Work required: Find the lines holding the word "concours" and collect them.

────

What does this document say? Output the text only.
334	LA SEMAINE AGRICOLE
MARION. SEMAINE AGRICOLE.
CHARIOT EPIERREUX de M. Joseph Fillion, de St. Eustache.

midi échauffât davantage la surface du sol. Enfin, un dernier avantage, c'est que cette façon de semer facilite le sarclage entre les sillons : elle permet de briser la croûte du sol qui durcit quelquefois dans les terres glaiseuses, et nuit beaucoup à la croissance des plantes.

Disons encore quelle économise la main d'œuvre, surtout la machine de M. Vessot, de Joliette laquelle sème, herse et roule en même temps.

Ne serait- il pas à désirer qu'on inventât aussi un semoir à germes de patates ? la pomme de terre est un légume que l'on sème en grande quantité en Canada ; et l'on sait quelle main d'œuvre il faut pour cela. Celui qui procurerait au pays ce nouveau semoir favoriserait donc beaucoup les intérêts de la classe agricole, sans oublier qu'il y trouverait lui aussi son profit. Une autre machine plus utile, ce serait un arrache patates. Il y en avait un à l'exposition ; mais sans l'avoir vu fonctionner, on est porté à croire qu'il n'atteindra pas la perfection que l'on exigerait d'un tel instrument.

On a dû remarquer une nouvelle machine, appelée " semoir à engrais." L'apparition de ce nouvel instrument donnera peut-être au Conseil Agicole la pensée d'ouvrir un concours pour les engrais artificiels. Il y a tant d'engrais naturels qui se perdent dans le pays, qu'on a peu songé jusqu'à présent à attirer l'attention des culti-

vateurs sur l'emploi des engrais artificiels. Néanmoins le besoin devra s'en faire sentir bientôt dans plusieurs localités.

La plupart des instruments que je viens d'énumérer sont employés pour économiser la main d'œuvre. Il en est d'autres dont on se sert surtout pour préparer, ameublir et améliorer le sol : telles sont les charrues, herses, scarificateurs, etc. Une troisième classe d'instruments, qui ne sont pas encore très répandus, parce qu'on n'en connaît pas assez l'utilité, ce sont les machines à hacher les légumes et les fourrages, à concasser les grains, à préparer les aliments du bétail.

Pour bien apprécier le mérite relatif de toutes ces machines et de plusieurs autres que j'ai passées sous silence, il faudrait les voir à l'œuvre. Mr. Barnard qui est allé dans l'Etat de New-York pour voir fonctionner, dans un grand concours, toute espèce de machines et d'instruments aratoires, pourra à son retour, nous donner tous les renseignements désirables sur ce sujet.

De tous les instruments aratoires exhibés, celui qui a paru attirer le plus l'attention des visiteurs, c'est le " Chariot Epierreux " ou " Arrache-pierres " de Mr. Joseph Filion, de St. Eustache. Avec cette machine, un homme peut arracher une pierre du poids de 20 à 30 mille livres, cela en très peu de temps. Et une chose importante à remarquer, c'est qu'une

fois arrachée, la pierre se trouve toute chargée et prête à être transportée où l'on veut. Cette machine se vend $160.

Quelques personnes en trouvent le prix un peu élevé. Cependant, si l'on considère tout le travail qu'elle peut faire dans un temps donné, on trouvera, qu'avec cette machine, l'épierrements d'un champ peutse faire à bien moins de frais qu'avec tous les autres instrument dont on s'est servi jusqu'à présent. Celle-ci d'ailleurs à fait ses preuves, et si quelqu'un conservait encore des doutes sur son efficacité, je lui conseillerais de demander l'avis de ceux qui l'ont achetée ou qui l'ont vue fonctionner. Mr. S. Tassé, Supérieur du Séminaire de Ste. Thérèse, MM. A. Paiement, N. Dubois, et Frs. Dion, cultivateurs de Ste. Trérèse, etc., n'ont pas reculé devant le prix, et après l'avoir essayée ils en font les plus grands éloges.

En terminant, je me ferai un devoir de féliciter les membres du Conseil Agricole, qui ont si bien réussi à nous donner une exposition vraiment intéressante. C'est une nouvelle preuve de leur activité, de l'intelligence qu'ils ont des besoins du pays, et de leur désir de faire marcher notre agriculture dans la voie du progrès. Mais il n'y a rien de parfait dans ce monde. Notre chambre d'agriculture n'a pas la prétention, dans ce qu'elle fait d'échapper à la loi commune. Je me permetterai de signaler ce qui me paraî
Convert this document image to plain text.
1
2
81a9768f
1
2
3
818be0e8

────

Result for this task:
On a dû remarquer une nouvelle machine, appelée " semoir à engrais." L'apparition de ce nouvel instrument donnera peut-être au Conseil Agicole la pensée d'ouvrir un concours pour les engrais artificiels. Il y a tant d'engrais naturels qui se perdent dans le pays, qu'on a peu songé jusqu'à présent à attirer l'attention des culti-
Pour bien apprécier le mérite relatif de toutes ces machines et de plusieurs autres que j'ai passées sous silence, il faudrait les voir à l'œuvre. Mr. Barnard qui est allé dans l'Etat de New-York pour voir fonctionner, dans un grand concours, toute espèce de machines et d'instruments aratoires, pourra à son retour, nous donner tous les renseignements désirables sur ce sujet.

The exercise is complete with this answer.